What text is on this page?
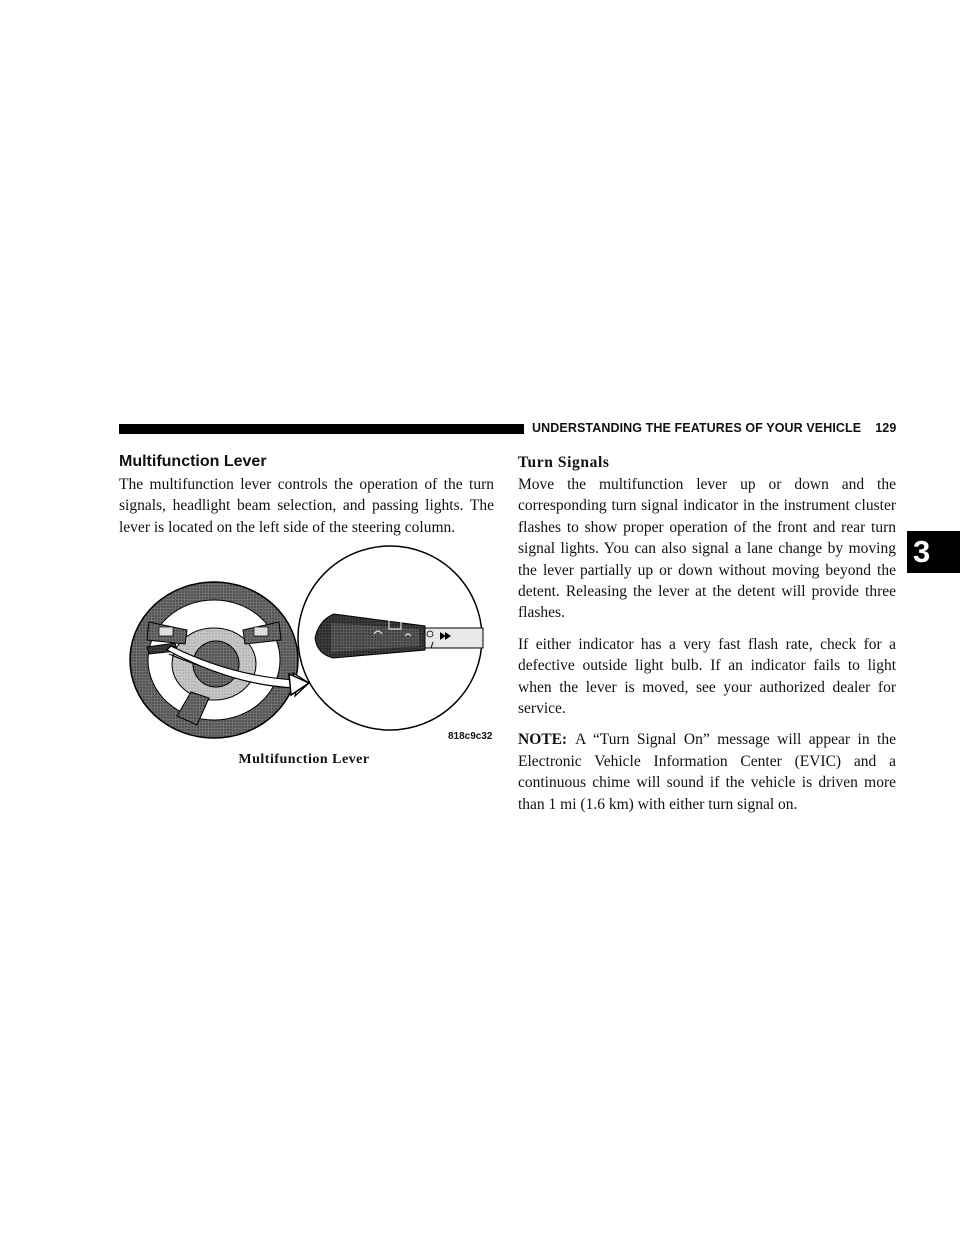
UNDERSTANDING THE FEATURES OF YOUR VEHICLE 129
3
Multifunction Lever

The multifunction lever controls the operation of the turn signals, headlight beam selection, and passing lights. The lever is located on the left side of the steering column.

818c9c32
Multifunction Lever
Turn Signals

Move the multifunction lever up or down and the corresponding turn signal indicator in the instrument cluster flashes to show proper operation of the front and rear turn signal lights. You can also signal a lane change by moving the lever partially up or down without moving beyond the detent. Releasing the lever at the detent will provide three flashes.

If either indicator has a very fast flash rate, check for a defective outside light bulb. If an indicator fails to light when the lever is moved, see your authorized dealer for service.

NOTE: A “Turn Signal On” message will appear in the Electronic Vehicle Information Center (EVIC) and a continuous chime will sound if the vehicle is driven more than 1 mi (1.6 km) with either turn signal on.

TO DO: Copy out each line exactly, without the pictures.

THE COMPLETED TASK:
What text is on this page?
UNDERSTANDING THE FEATURES OF YOUR VEHICLE 129
3
Multifunction Lever

The multifunction lever controls the operation of the turn signals, headlight beam selection, and passing lights. The lever is located on the left side of the steering column.

818c9c32
Multifunction Lever
Turn Signals

Move the multifunction lever up or down and the corresponding turn signal indicator in the instrument cluster flashes to show proper operation of the front and rear turn signal lights. You can also signal a lane change by moving the lever partially up or down without moving beyond the detent. Releasing the lever at the detent will provide three flashes.

If either indicator has a very fast flash rate, check for a defective outside light bulb. If an indicator fails to light when the lever is moved, see your authorized dealer for service.

NOTE: A “Turn Signal On” message will appear in the Electronic Vehicle Information Center (EVIC) and a continuous chime will sound if the vehicle is driven more than 1 mi (1.6 km) with either turn signal on.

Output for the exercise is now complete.